Records contained in a dataset:
---

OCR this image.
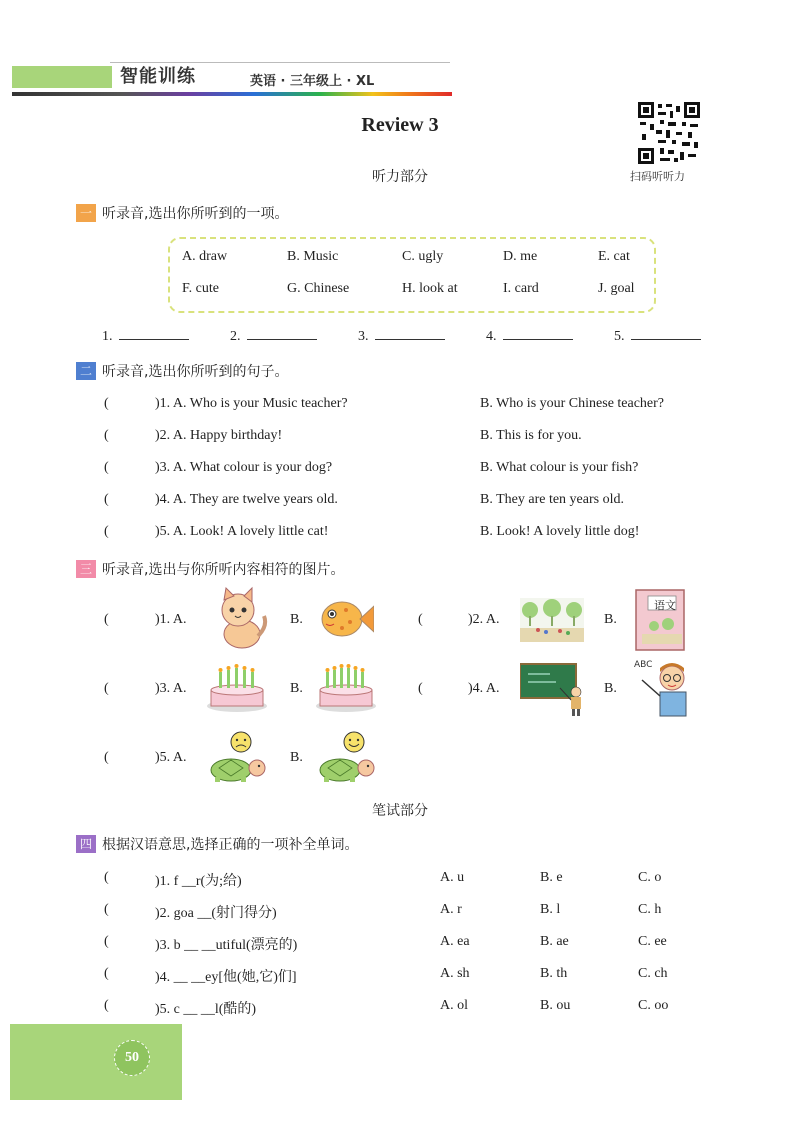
智能训练	英语 · 三年级上 · XL
Review 3
扫码听听力
听力部分
一 听录音,选出你所听到的一项。
A. draw	B. Music	C. ugly	D. me	E. cat
F. cute	G. Chinese	H. look at	I. card	J. goal
1.	2.	3.	4.	5.
二 听录音,选出你所听到的句子。
(	)1. A. Who is your Music teacher?	B. Who is your Chinese teacher?
(	)2. A. Happy birthday!	B. This is for you.
(	)3. A. What colour is your dog?	B. What colour is your fish?
(	)4. A. They are twelve years old.	B. They are ten years old.
(	)5. A. Look! A lovely little cat!	B. Look! A lovely little dog!
三 听录音,选出与你所听内容相符的图片。
(	)1. A.	B.	(	)2. A.	B.
语文
(	)3. A.	B.	(	)4. A.	B.
ABC
(	)5. A.	B.
笔试部分
四 根据汉语意思,选择正确的一项补全单词。
(	)1. f __r(为;给)	A. u	B. e	C. o
(	)2. goa __(射门得分)	A. r	B. l	C. h
(	)3. b __ __utiful(漂亮的)	A. ea	B. ae	C. ee
(	)4. __ __ey[他(她,它)们]	A. sh	B. th	C. ch
(	)5. c __ __l(酷的)	A. ol	B. ou	C. oo
50
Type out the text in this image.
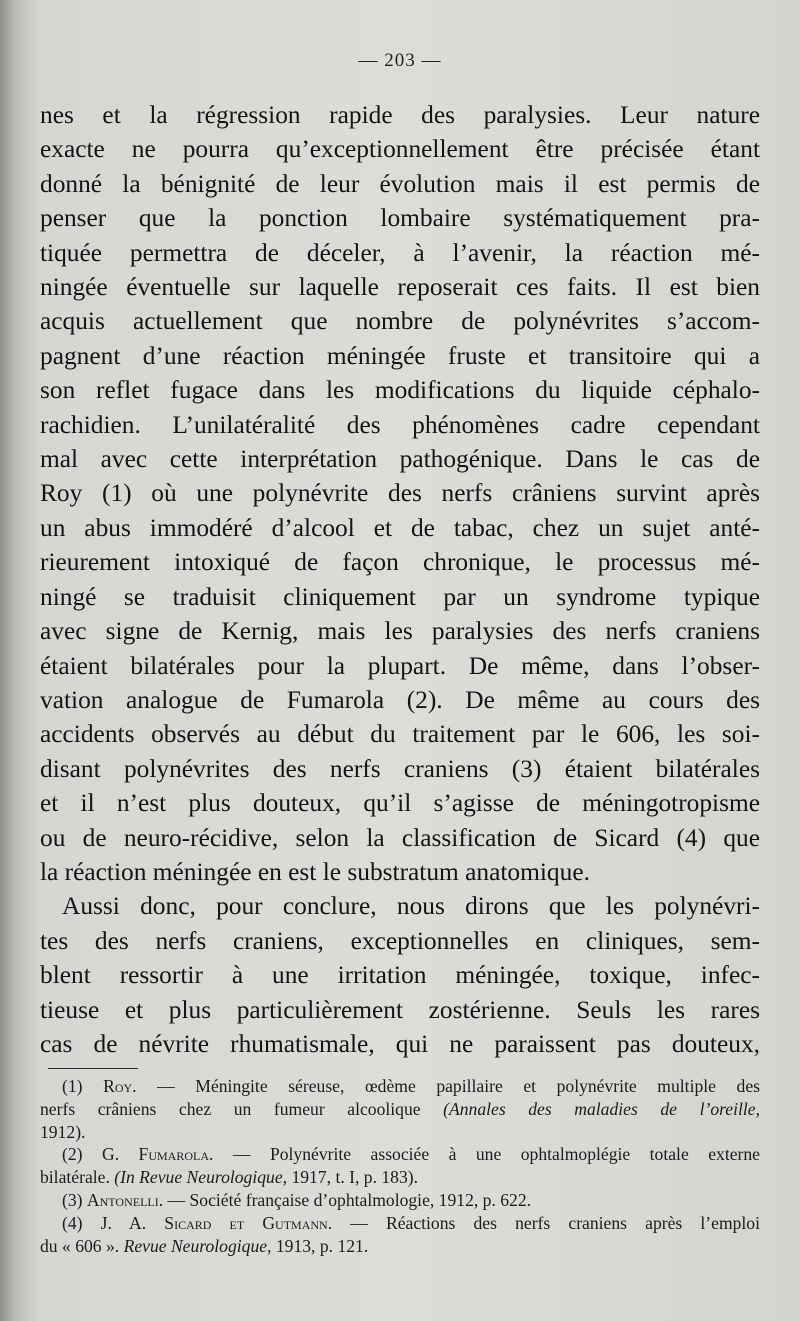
— 203 —
nes et la régression rapide des paralysies. Leur nature
exacte ne pourra qu’exceptionnellement être précisée étant
donné la bénignité de leur évolution mais il est permis de
penser que la ponction lombaire systématiquement pra-
tiquée permettra de déceler, à l’avenir, la réaction mé-
ningée éventuelle sur laquelle reposerait ces faits. Il est bien
acquis actuellement que nombre de polynévrites s’accom-
pagnent d’une réaction méningée fruste et transitoire qui a
son reflet fugace dans les modifications du liquide céphalo-
rachidien. L’unilatéralité des phénomènes cadre cependant
mal avec cette interprétation pathogénique. Dans le cas de
Roy (1) où une polynévrite des nerfs crâniens survint après
un abus immodéré d’alcool et de tabac, chez un sujet anté-
rieurement intoxiqué de façon chronique, le processus mé-
ningé se traduisit cliniquement par un syndrome typique
avec signe de Kernig, mais les paralysies des nerfs craniens
étaient bilatérales pour la plupart. De même, dans l’obser-
vation analogue de Fumarola (2). De même au cours des
accidents observés au début du traitement par le 606, les soi-
disant polynévrites des nerfs craniens (3) étaient bilatérales
et il n’est plus douteux, qu’il s’agisse de méningotropisme
ou de neuro-récidive, selon la classification de Sicard (4) que
la réaction méningée en est le substratum anatomique.
Aussi donc, pour conclure, nous dirons que les polynévri-
tes des nerfs craniens, exceptionnelles en cliniques, sem-
blent ressortir à une irritation méningée, toxique, infec-
tieuse et plus particulièrement zostérienne. Seuls les rares
cas de névrite rhumatismale, qui ne paraissent pas douteux,
(1) Roy. — Méningite séreuse, œdème papillaire et polynévrite multiple des
nerfs crâniens chez un fumeur alcoolique (Annales des maladies de l’oreille,
1912).
(2) G. Fumarola. — Polynévrite associée à une ophtalmoplégie totale externe
bilatérale. (In Revue Neurologique, 1917, t. I, p. 183).
(3) Antonelli. — Société française d’ophtalmologie, 1912, p. 622.
(4) J. A. Sicard et Gutmann. — Réactions des nerfs craniens après l’emploi
du « 606 ». Revue Neurologique, 1913, p. 121.
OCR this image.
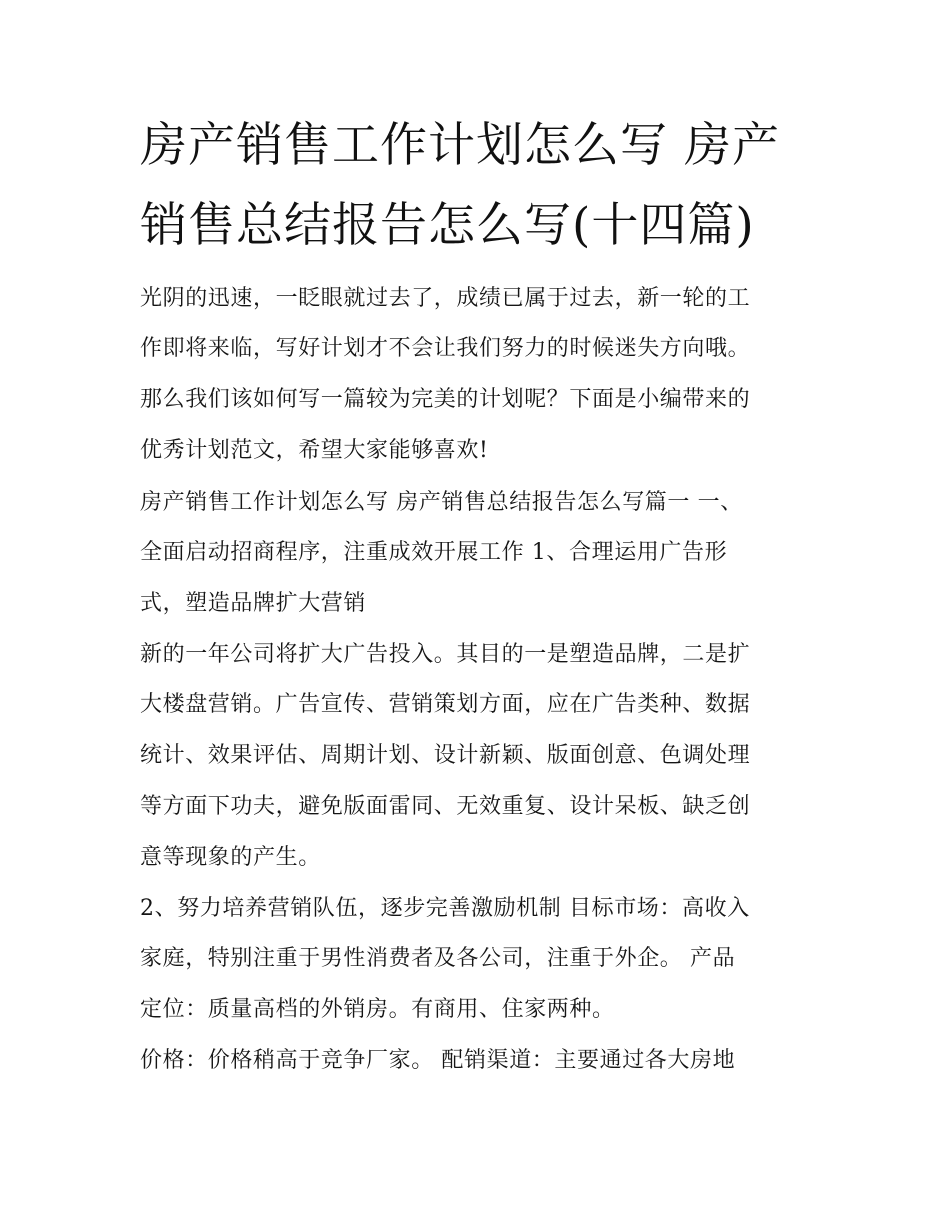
房产销售工作计划怎么写 房产
销售总结报告怎么写(十四篇)
光阴的迅速，一眨眼就过去了，成绩已属于过去，新一轮的工
作即将来临，写好计划才不会让我们努力的时候迷失方向哦。
那么我们该如何写一篇较为完美的计划呢？下面是小编带来的
优秀计划范文，希望大家能够喜欢!
房产销售工作计划怎么写 房产销售总结报告怎么写篇一 一、
全面启动招商程序，注重成效开展工作 1、合理运用广告形
式，塑造品牌扩大营销
新的一年公司将扩大广告投入。其目的一是塑造品牌，二是扩
大楼盘营销。广告宣传、营销策划方面，应在广告类种、数据
统计、效果评估、周期计划、设计新颖、版面创意、色调处理
等方面下功夫，避免版面雷同、无效重复、设计呆板、缺乏创
意等现象的产生。
2、努力培养营销队伍，逐步完善激励机制 目标市场：高收入
家庭，特别注重于男性消费者及各公司，注重于外企。 产品
定位：质量高档的外销房。有商用、住家两种。
价格：价格稍高于竞争厂家。 配销渠道：主要通过各大房地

---

Task:
Any pictures should be dropped; transcribe the rest of the records above exactly.

Problem solution:
OCR this image.
智能训练	英语 · 三年级上 · XL
Review 3
扫码听听力
听力部分
一 听录音,选出你所听到的一项。
A. draw	B. Music	C. ugly	D. me	E. cat
F. cute	G. Chinese	H. look at	I. card	J. goal
1.	2.	3.	4.	5.
二 听录音,选出你所听到的句子。
(	)1. A. Who is your Music teacher?	B. Who is your Chinese teacher?
(	)2. A. Happy birthday!	B. This is for you.
(	)3. A. What colour is your dog?	B. What colour is your fish?
(	)4. A. They are twelve years old.	B. They are ten years old.
(	)5. A. Look! A lovely little cat!	B. Look! A lovely little dog!
三 听录音,选出与你所听内容相符的图片。
(	)1. A.	B.	(	)2. A.	B.
语文
(	)3. A.	B.	(	)4. A.	B.
ABC
(	)5. A.	B.
笔试部分
四 根据汉语意思,选择正确的一项补全单词。
(	)1. f __r(为;给)	A. u	B. e	C. o
(	)2. goa __(射门得分)	A. r	B. l	C. h
(	)3. b __ __utiful(漂亮的)	A. ea	B. ae	C. ee
(	)4. __ __ey[他(她,它)们]	A. sh	B. th	C. ch
(	)5. c __ __l(酷的)	A. ol	B. ou	C. oo
50
Type out the text in this image.
— 203 —
nes et la régression rapide des paralysies. Leur nature
exacte ne pourra qu’exceptionnellement être précisée étant
donné la bénignité de leur évolution mais il est permis de
penser que la ponction lombaire systématiquement pra-
tiquée permettra de déceler, à l’avenir, la réaction mé-
ningée éventuelle sur laquelle reposerait ces faits. Il est bien
acquis actuellement que nombre de polynévrites s’accom-
pagnent d’une réaction méningée fruste et transitoire qui a
son reflet fugace dans les modifications du liquide céphalo-
rachidien. L’unilatéralité des phénomènes cadre cependant
mal avec cette interprétation pathogénique. Dans le cas de
Roy (1) où une polynévrite des nerfs crâniens survint après
un abus immodéré d’alcool et de tabac, chez un sujet anté-
rieurement intoxiqué de façon chronique, le processus mé-
ningé se traduisit cliniquement par un syndrome typique
avec signe de Kernig, mais les paralysies des nerfs craniens
étaient bilatérales pour la plupart. De même, dans l’obser-
vation analogue de Fumarola (2). De même au cours des
accidents observés au début du traitement par le 606, les soi-
disant polynévrites des nerfs craniens (3) étaient bilatérales
et il n’est plus douteux, qu’il s’agisse de méningotropisme
ou de neuro-récidive, selon la classification de Sicard (4) que
la réaction méningée en est le substratum anatomique.
Aussi donc, pour conclure, nous dirons que les polynévri-
tes des nerfs craniens, exceptionnelles en cliniques, sem-
blent ressortir à une irritation méningée, toxique, infec-
tieuse et plus particulièrement zostérienne. Seuls les rares
cas de névrite rhumatismale, qui ne paraissent pas douteux,
(1) Roy. — Méningite séreuse, œdème papillaire et polynévrite multiple des
nerfs crâniens chez un fumeur alcoolique (Annales des maladies de l’oreille,
1912).
(2) G. Fumarola. — Polynévrite associée à une ophtalmoplégie totale externe
bilatérale. (In Revue Neurologique, 1917, t. I, p. 183).
(3) Antonelli. — Société française d’ophtalmologie, 1912, p. 622.
(4) J. A. Sicard et Gutmann. — Réactions des nerfs craniens après l’emploi
du « 606 ». Revue Neurologique, 1913, p. 121.
OCR this image.
房产销售工作计划怎么写 房产
销售总结报告怎么写(十四篇)
光阴的迅速，一眨眼就过去了，成绩已属于过去，新一轮的工
作即将来临，写好计划才不会让我们努力的时候迷失方向哦。
那么我们该如何写一篇较为完美的计划呢？下面是小编带来的
优秀计划范文，希望大家能够喜欢!
房产销售工作计划怎么写 房产销售总结报告怎么写篇一 一、
全面启动招商程序，注重成效开展工作 1、合理运用广告形
式，塑造品牌扩大营销
新的一年公司将扩大广告投入。其目的一是塑造品牌，二是扩
大楼盘营销。广告宣传、营销策划方面，应在广告类种、数据
统计、效果评估、周期计划、设计新颖、版面创意、色调处理
等方面下功夫，避免版面雷同、无效重复、设计呆板、缺乏创
意等现象的产生。
2、努力培养营销队伍，逐步完善激励机制 目标市场：高收入
家庭，特别注重于男性消费者及各公司，注重于外企。 产品
定位：质量高档的外销房。有商用、住家两种。
价格：价格稍高于竞争厂家。 配销渠道：主要通过各大房地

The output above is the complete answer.